*** Block opens ***

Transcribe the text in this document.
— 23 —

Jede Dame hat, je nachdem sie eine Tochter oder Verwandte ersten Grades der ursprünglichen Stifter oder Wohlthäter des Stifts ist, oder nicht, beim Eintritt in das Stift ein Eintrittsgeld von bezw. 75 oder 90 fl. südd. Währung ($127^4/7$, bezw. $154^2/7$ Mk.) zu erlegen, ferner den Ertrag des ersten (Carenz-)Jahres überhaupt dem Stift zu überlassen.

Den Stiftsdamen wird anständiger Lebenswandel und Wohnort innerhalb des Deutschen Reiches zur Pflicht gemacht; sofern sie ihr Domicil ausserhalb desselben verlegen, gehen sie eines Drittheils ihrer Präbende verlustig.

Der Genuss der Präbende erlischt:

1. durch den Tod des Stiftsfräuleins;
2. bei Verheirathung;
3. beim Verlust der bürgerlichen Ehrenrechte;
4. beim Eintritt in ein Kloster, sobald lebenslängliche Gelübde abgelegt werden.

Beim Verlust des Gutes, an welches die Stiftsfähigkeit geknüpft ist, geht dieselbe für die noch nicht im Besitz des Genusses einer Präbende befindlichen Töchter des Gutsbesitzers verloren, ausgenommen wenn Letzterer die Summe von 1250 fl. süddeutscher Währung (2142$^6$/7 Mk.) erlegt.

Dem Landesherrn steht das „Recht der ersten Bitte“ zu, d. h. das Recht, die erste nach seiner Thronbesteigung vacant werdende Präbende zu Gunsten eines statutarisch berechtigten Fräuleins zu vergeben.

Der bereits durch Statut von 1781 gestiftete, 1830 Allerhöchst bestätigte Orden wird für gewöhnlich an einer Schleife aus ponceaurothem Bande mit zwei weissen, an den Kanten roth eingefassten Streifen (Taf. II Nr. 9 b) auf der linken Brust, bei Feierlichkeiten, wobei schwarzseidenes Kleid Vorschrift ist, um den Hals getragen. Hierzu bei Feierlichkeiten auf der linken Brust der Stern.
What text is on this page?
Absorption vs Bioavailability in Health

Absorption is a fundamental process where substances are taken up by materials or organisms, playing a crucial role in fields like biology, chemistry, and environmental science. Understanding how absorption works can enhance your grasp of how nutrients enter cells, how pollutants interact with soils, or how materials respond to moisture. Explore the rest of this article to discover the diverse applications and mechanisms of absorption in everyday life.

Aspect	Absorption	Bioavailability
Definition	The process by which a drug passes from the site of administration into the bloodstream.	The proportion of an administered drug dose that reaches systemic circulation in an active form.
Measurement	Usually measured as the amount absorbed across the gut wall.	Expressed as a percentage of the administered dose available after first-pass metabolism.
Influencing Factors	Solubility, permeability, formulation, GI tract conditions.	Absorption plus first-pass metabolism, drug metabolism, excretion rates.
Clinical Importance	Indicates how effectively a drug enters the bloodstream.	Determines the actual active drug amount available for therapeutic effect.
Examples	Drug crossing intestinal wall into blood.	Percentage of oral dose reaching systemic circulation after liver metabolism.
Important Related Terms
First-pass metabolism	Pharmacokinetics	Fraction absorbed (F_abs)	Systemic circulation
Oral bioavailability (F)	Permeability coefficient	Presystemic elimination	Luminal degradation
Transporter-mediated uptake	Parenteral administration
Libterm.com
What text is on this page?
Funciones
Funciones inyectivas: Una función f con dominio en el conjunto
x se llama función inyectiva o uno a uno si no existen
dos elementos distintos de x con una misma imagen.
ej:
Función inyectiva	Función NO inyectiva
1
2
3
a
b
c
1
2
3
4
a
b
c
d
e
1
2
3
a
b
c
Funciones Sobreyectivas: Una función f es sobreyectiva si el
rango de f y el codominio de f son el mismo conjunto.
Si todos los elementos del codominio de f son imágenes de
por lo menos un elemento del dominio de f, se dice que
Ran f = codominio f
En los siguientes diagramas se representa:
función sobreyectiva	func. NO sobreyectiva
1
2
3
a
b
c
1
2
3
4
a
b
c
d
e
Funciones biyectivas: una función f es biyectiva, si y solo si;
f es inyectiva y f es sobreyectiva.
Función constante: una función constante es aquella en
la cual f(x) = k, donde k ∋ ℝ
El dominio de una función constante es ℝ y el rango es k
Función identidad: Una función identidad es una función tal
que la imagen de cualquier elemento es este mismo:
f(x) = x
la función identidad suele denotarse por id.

*** Block closes ***

* What to do
Would you please copy every line in the data that contains the word "absorbed"?

* Finished task
Measurement	Usually measured as the amount absorbed across the gut wall.	Expressed as a percentage of the administered dose available after first-pass metabolism.
First-pass metabolism	Pharmacokinetics	Fraction absorbed (F_abs)	Systemic circulation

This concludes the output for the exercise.